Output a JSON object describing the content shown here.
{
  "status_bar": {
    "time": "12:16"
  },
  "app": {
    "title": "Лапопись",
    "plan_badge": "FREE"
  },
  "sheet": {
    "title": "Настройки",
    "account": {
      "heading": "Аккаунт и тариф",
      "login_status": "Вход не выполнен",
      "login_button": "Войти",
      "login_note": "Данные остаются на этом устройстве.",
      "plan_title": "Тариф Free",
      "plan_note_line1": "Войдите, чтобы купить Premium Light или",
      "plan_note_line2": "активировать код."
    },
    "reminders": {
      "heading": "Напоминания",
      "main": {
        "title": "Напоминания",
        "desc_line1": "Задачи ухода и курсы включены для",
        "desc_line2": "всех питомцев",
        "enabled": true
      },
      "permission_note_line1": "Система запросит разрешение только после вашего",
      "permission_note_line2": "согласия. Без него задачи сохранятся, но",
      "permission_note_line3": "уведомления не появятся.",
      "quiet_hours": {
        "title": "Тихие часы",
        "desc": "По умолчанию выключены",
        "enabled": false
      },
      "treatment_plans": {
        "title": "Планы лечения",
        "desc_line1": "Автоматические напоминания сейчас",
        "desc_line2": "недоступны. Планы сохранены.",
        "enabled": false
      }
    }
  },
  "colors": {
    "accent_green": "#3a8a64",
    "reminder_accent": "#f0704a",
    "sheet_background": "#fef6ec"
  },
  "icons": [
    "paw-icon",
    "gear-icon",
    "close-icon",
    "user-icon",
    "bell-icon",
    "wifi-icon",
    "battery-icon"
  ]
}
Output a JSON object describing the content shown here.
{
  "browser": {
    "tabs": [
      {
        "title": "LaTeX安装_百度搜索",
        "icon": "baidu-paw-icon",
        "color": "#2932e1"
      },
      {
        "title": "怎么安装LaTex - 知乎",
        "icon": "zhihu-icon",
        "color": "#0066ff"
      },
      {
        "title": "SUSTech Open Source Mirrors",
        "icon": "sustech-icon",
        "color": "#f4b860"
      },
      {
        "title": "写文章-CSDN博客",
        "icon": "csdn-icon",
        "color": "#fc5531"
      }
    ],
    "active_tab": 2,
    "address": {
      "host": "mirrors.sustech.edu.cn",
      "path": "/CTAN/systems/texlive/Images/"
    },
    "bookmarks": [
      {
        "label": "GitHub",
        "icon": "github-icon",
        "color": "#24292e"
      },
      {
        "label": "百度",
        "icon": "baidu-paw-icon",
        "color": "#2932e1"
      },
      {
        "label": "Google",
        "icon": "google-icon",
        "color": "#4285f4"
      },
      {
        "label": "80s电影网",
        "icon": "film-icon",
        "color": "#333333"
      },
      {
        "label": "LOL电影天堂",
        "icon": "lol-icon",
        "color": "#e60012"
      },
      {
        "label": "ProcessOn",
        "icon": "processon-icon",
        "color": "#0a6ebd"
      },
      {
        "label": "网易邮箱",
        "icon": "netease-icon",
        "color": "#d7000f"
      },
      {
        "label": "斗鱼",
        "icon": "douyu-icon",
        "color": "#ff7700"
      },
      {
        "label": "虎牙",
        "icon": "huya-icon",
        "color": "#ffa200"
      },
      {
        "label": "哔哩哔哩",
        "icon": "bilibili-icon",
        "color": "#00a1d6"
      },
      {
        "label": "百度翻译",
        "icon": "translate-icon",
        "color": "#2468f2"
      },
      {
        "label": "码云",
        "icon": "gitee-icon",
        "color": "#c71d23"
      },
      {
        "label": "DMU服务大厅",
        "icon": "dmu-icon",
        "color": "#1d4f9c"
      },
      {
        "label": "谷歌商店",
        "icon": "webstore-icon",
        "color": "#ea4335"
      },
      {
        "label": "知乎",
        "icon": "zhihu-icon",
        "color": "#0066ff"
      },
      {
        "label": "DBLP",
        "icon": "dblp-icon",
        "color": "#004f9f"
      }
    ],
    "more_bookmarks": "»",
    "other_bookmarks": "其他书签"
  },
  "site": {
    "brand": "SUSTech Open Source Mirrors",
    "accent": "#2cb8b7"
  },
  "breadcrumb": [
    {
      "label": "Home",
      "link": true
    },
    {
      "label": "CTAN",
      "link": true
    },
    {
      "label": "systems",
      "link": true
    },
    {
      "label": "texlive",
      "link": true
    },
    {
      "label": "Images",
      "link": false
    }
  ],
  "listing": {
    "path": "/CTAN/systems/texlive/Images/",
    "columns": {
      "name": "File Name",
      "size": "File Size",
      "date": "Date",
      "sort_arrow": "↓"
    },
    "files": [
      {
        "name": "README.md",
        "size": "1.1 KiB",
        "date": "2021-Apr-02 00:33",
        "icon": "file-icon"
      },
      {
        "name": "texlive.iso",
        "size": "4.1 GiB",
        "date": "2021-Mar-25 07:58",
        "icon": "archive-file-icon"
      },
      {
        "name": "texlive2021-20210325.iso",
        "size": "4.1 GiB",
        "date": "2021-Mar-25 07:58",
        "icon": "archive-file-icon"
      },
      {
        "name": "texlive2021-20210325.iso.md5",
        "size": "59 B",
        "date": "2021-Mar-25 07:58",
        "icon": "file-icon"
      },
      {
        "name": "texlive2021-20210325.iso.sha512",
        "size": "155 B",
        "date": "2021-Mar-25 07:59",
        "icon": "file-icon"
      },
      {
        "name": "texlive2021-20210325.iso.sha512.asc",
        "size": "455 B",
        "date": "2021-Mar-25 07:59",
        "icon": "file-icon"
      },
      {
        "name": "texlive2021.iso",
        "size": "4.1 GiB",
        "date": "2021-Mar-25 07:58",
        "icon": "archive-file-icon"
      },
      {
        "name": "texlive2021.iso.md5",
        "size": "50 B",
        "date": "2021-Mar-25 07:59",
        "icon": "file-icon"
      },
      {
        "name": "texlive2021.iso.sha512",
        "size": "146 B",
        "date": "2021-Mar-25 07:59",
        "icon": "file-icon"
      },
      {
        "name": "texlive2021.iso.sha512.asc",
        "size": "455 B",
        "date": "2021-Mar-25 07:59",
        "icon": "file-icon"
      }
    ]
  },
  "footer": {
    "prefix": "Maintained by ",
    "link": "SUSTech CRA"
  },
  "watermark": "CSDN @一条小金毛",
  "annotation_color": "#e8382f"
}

· · · · · · ·

* EXERCISE DETAILS *
Write the entries again, exactly as they stand.

* WRITTEN SOLUTION *
Output a JSON object describing the content shown here.
{
  "status_bar": {
    "time": "12:16"
  },
  "app": {
    "title": "Лапопись",
    "plan_badge": "FREE"
  },
  "sheet": {
    "title": "Настройки",
    "account": {
      "heading": "Аккаунт и тариф",
      "login_status": "Вход не выполнен",
      "login_button": "Войти",
      "login_note": "Данные остаются на этом устройстве.",
      "plan_title": "Тариф Free",
      "plan_note_line1": "Войдите, чтобы купить Premium Light или",
      "plan_note_line2": "активировать код."
    },
    "reminders": {
      "heading": "Напоминания",
      "main": {
        "title": "Напоминания",
        "desc_line1": "Задачи ухода и курсы включены для",
        "desc_line2": "всех питомцев",
        "enabled": true
      },
      "permission_note_line1": "Система запросит разрешение только после вашего",
      "permission_note_line2": "согласия. Без него задачи сохранятся, но",
      "permission_note_line3": "уведомления не появятся.",
      "quiet_hours": {
        "title": "Тихие часы",
        "desc": "По умолчанию выключены",
        "enabled": false
      },
      "treatment_plans": {
        "title": "Планы лечения",
        "desc_line1": "Автоматические напоминания сейчас",
        "desc_line2": "недоступны. Планы сохранены.",
        "enabled": false
      }
    }
  },
  "colors": {
    "accent_green": "#3a8a64",
    "reminder_accent": "#f0704a",
    "sheet_background": "#fef6ec"
  },
  "icons": [
    "paw-icon",
    "gear-icon",
    "close-icon",
    "user-icon",
    "bell-icon",
    "wifi-icon",
    "battery-icon"
  ]
}
Output a JSON object describing the content shown here.
{
  "browser": {
    "tabs": [
      {
        "title": "LaTeX安装_百度搜索",
        "icon": "baidu-paw-icon",
        "color": "#2932e1"
      },
      {
        "title": "怎么安装LaTex - 知乎",
        "icon": "zhihu-icon",
        "color": "#0066ff"
      },
      {
        "title": "SUSTech Open Source Mirrors",
        "icon": "sustech-icon",
        "color": "#f4b860"
      },
      {
        "title": "写文章-CSDN博客",
        "icon": "csdn-icon",
        "color": "#fc5531"
      }
    ],
    "active_tab": 2,
    "address": {
      "host": "mirrors.sustech.edu.cn",
      "path": "/CTAN/systems/texlive/Images/"
    },
    "bookmarks": [
      {
        "label": "GitHub",
        "icon": "github-icon",
        "color": "#24292e"
      },
      {
        "label": "百度",
        "icon": "baidu-paw-icon",
        "color": "#2932e1"
      },
      {
        "label": "Google",
        "icon": "google-icon",
        "color": "#4285f4"
      },
      {
        "label": "80s电影网",
        "icon": "film-icon",
        "color": "#333333"
      },
      {
        "label": "LOL电影天堂",
        "icon": "lol-icon",
        "color": "#e60012"
      },
      {
        "label": "ProcessOn",
        "icon": "processon-icon",
        "color": "#0a6ebd"
      },
      {
        "label": "网易邮箱",
        "icon": "netease-icon",
        "color": "#d7000f"
      },
      {
        "label": "斗鱼",
        "icon": "douyu-icon",
        "color": "#ff7700"
      },
      {
        "label": "虎牙",
        "icon": "huya-icon",
        "color": "#ffa200"
      },
      {
        "label": "哔哩哔哩",
        "icon": "bilibili-icon",
        "color": "#00a1d6"
      },
      {
        "label": "百度翻译",
        "icon": "translate-icon",
        "color": "#2468f2"
      },
      {
        "label": "码云",
        "icon": "gitee-icon",
        "color": "#c71d23"
      },
      {
        "label": "DMU服务大厅",
        "icon": "dmu-icon",
        "color": "#1d4f9c"
      },
      {
        "label": "谷歌商店",
        "icon": "webstore-icon",
        "color": "#ea4335"
      },
      {
        "label": "知乎",
        "icon": "zhihu-icon",
        "color": "#0066ff"
      },
      {
        "label": "DBLP",
        "icon": "dblp-icon",
        "color": "#004f9f"
      }
    ],
    "more_bookmarks": "»",
    "other_bookmarks": "其他书签"
  },
  "site": {
    "brand": "SUSTech Open Source Mirrors",
    "accent": "#2cb8b7"
  },
  "breadcrumb": [
    {
      "label": "Home",
      "link": true
    },
    {
      "label": "CTAN",
      "link": true
    },
    {
      "label": "systems",
      "link": true
    },
    {
      "label": "texlive",
      "link": true
    },
    {
      "label": "Images",
      "link": false
    }
  ],
  "listing": {
    "path": "/CTAN/systems/texlive/Images/",
    "columns": {
      "name": "File Name",
      "size": "File Size",
      "date": "Date",
      "sort_arrow": "↓"
    },
    "files": [
      {
        "name": "README.md",
        "size": "1.1 KiB",
        "date": "2021-Apr-02 00:33",
        "icon": "file-icon"
      },
      {
        "name": "texlive.iso",
        "size": "4.1 GiB",
        "date": "2021-Mar-25 07:58",
        "icon": "archive-file-icon"
      },
      {
        "name": "texlive2021-20210325.iso",
        "size": "4.1 GiB",
        "date": "2021-Mar-25 07:58",
        "icon": "archive-file-icon"
      },
      {
        "name": "texlive2021-20210325.iso.md5",
        "size": "59 B",
        "date": "2021-Mar-25 07:58",
        "icon": "file-icon"
      },
      {
        "name": "texlive2021-20210325.iso.sha512",
        "size": "155 B",
        "date": "2021-Mar-25 07:59",
        "icon": "file-icon"
      },
      {
        "name": "texlive2021-20210325.iso.sha512.asc",
        "size": "455 B",
        "date": "2021-Mar-25 07:59",
        "icon": "file-icon"
      },
      {
        "name": "texlive2021.iso",
        "size": "4.1 GiB",
        "date": "2021-Mar-25 07:58",
        "icon": "archive-file-icon"
      },
      {
        "name": "texlive2021.iso.md5",
        "size": "50 B",
        "date": "2021-Mar-25 07:59",
        "icon": "file-icon"
      },
      {
        "name": "texlive2021.iso.sha512",
        "size": "146 B",
        "date": "2021-Mar-25 07:59",
        "icon": "file-icon"
      },
      {
        "name": "texlive2021.iso.sha512.asc",
        "size": "455 B",
        "date": "2021-Mar-25 07:59",
        "icon": "file-icon"
      }
    ]
  },
  "footer": {
    "prefix": "Maintained by ",
    "link": "SUSTech CRA"
  },
  "watermark": "CSDN @一条小金毛",
  "annotation_color": "#e8382f"
}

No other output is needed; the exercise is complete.